▶ [Brano selezionato]
Immunodeficienze meno severe sono causate dall'alterazione di geni codificanti enzimi coinvolti nell'ipermutazione somatica e nel cambio di classe delle Ig: poiché questi eventi genetici avvengono dopo la stimolazione antigenica, la risposta anticorpale si può sviluppare fino alla formazione di IgM antigene-specifiche, ma sono deficitarie le altre classi di anticorpi e non si verifica la maturazione dell'affinità. Queste patologie rientrano nel gruppo di malattie definite HIGM (Hyper IgM syndromes). Nella HIGM2 l'immunodeficienza è dovuta a un difetto del gene codificante l'enzima AID (Activation-induced cytidine deaminase). Tale enzima è indispensabile sia per l'ipermutazione somatica sia per il cambio di classe delle Ig, ma non è noto quale sia il suo meccanismo d'azione; poiché AID mostra omologia con enzimi che processano l'RNA, è stato ipotizzato che entrambi i processi di modifica del DNA in cui AID è coinvolto richiedano la formazione di un RNA intermedio. Anche difetti del gene codificante l'enzima UNG (Uracyl-DNA-glycosylase) portano a una malattia di tipo HIGM con alterazioni sia del cambio di isotipo delle Ig sia dell'ipermutazione somatica; è stato proposto che per tali eventi genetici sia necessaria la rottura del doppio filamento di DNA, e che gli enzimi AID e UNG siano entrambi coinvolti in questo processso. Infine, nella HIGM4 il difetto genetico coinvolge uno o più fattori ancora non identificati che agiscono a valle di AID e sono necessari per il cambio di classe delle Ig ma non per l'ipermutazione somatica.

▶ [Estratti di dati]

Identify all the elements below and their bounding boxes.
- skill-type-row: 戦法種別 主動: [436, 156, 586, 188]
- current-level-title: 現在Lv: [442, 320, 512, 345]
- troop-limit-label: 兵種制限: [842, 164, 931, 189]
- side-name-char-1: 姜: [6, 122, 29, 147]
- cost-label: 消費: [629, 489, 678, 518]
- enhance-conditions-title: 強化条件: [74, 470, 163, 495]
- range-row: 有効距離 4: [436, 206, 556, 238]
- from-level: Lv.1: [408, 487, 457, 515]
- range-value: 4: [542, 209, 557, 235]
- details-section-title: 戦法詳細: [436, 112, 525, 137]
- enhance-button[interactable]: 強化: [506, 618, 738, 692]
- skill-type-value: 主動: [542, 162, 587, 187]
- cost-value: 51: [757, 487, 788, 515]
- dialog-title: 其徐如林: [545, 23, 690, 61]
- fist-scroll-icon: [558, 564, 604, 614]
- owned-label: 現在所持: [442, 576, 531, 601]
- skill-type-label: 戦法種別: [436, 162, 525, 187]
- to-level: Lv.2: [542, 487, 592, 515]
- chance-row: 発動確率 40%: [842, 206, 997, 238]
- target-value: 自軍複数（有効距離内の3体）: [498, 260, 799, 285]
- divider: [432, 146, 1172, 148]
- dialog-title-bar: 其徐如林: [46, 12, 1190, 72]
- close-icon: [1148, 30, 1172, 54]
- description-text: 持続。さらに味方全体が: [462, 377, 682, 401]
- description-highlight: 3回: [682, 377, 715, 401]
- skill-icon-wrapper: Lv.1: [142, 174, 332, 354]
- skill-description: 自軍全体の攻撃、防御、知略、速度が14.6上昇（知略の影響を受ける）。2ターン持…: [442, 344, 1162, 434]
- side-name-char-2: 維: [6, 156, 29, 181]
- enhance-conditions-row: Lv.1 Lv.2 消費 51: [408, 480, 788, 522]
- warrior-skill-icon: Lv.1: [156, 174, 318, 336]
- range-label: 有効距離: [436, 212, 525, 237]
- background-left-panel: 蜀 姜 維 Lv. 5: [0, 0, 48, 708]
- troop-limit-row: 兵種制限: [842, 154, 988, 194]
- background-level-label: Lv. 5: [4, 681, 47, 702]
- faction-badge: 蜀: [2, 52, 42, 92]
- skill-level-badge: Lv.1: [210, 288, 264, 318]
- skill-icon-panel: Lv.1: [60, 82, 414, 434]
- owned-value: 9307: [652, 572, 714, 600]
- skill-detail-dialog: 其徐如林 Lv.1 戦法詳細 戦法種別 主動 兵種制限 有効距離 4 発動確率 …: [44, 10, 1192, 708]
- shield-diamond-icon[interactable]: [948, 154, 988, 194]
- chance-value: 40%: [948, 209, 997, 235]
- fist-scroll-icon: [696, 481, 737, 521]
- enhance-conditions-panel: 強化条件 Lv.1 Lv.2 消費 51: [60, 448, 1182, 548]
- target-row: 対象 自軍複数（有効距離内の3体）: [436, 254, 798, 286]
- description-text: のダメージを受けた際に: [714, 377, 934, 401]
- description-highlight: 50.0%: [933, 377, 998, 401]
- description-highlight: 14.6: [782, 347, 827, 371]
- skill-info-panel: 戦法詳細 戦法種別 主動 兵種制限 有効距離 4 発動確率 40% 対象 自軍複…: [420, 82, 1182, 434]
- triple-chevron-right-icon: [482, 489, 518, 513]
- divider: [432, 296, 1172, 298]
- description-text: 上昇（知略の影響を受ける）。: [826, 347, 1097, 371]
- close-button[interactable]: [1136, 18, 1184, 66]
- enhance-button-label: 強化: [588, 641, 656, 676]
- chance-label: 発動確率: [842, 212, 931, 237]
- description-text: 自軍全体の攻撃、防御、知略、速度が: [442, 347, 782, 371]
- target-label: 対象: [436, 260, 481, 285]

▶ [Consegne dell'esercizio]
a – Nel brano sulle sindromi da iper-IgM, quale enzima risulta difettoso nella HIGM2?
b – Continua il brano sulle sindromi da iper-IgM dopo la sua ultima frase.
Le righe non hanno alcun legame con il brano.

▶ [Risposte per punto]
a – L'enzima AID (Activation-induced cytidine deaminase).

b –
La caratterizzazione a livello molecolare delle alterazioni genetiche che causano deficit della risposta anticorpale aiuta a definire nel dettaglio i meccanismi che generano la diversità anticorpale e apre nuove prospettive per la cura delle immunodeficienze causate da tali alterazioni. Un approccio innovativo è la terapia genica, che propone di sostituire il gene assente con il corrispondente gene funzionale. Se da una parte la terapia genica è potenzialmente in grado di ripristinare completamente la funzione deficitaria, dall'altra, con i metodi attualmente disponibili, essa è associata a un elevato rischio di insorgenza di leucemie; questo approccio è quindi da valutare con estrema cautela.
Janeway 2005: Immunobiology: the immune system in health and disease, 6. ed., edited by Charles A. Janeway jr e altri, New York, Garland Science, 2005.